__Extracted records__:
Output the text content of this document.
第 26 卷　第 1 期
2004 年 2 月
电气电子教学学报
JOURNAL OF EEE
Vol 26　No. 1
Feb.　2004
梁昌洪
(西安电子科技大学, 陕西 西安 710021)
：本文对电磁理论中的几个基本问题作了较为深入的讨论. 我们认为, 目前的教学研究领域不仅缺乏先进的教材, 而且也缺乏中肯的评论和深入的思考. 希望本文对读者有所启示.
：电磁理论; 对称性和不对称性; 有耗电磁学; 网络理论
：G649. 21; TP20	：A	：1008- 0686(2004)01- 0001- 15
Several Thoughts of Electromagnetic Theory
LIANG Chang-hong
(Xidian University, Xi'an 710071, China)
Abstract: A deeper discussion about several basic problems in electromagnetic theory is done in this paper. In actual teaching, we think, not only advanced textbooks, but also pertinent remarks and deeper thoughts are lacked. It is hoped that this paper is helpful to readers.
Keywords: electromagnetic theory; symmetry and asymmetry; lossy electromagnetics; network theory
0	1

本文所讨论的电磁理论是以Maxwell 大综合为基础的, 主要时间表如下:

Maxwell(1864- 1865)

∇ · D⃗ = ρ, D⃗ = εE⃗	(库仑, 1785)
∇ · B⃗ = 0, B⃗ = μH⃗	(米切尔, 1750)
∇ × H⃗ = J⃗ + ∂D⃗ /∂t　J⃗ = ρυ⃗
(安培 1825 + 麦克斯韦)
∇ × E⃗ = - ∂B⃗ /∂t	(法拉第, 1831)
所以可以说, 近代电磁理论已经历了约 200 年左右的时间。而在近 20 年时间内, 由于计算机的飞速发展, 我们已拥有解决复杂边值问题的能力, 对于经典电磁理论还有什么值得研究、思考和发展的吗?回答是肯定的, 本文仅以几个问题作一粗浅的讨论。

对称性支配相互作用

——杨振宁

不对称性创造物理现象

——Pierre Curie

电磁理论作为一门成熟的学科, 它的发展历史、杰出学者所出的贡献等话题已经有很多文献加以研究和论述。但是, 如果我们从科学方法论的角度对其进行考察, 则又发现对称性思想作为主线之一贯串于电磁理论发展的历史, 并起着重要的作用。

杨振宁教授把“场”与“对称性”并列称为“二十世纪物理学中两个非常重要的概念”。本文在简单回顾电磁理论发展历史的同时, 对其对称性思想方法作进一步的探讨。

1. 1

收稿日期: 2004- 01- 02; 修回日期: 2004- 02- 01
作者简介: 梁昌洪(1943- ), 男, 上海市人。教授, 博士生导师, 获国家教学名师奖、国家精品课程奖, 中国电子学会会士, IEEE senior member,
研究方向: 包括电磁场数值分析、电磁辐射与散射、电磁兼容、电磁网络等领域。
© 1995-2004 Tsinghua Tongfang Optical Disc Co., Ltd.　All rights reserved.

__Exercise directions__: Each record above should be output again exactly.

__Response__:
Output the text content of this document.
第 26 卷　第 1 期
2004 年 2 月
电气电子教学学报
JOURNAL OF EEE
Vol 26　No. 1
Feb.　2004
梁昌洪
(西安电子科技大学, 陕西 西安 710021)
：本文对电磁理论中的几个基本问题作了较为深入的讨论. 我们认为, 目前的教学研究领域不仅缺乏先进的教材, 而且也缺乏中肯的评论和深入的思考. 希望本文对读者有所启示.
：电磁理论; 对称性和不对称性; 有耗电磁学; 网络理论
：G649. 21; TP20	：A	：1008- 0686(2004)01- 0001- 15
Several Thoughts of Electromagnetic Theory
LIANG Chang-hong
(Xidian University, Xi'an 710071, China)
Abstract: A deeper discussion about several basic problems in electromagnetic theory is done in this paper. In actual teaching, we think, not only advanced textbooks, but also pertinent remarks and deeper thoughts are lacked. It is hoped that this paper is helpful to readers.
Keywords: electromagnetic theory; symmetry and asymmetry; lossy electromagnetics; network theory
0	1

本文所讨论的电磁理论是以Maxwell 大综合为基础的, 主要时间表如下:

Maxwell(1864- 1865)

∇ · D⃗ = ρ, D⃗ = εE⃗	(库仑, 1785)
∇ · B⃗ = 0, B⃗ = μH⃗	(米切尔, 1750)
∇ × H⃗ = J⃗ + ∂D⃗ /∂t　J⃗ = ρυ⃗
(安培 1825 + 麦克斯韦)
∇ × E⃗ = - ∂B⃗ /∂t	(法拉第, 1831)
所以可以说, 近代电磁理论已经历了约 200 年左右的时间。而在近 20 年时间内, 由于计算机的飞速发展, 我们已拥有解决复杂边值问题的能力, 对于经典电磁理论还有什么值得研究、思考和发展的吗?回答是肯定的, 本文仅以几个问题作一粗浅的讨论。

对称性支配相互作用

——杨振宁

不对称性创造物理现象

——Pierre Curie

电磁理论作为一门成熟的学科, 它的发展历史、杰出学者所出的贡献等话题已经有很多文献加以研究和论述。但是, 如果我们从科学方法论的角度对其进行考察, 则又发现对称性思想作为主线之一贯串于电磁理论发展的历史, 并起着重要的作用。

杨振宁教授把“场”与“对称性”并列称为“二十世纪物理学中两个非常重要的概念”。本文在简单回顾电磁理论发展历史的同时, 对其对称性思想方法作进一步的探讨。

1. 1

收稿日期: 2004- 01- 02; 修回日期: 2004- 02- 01
作者简介: 梁昌洪(1943- ), 男, 上海市人。教授, 博士生导师, 获国家教学名师奖、国家精品课程奖, 中国电子学会会士, IEEE senior member,
研究方向: 包括电磁场数值分析、电磁辐射与散射、电磁兼容、电磁网络等领域。
© 1995-2004 Tsinghua Tongfang Optical Disc Co., Ltd.　All rights reserved.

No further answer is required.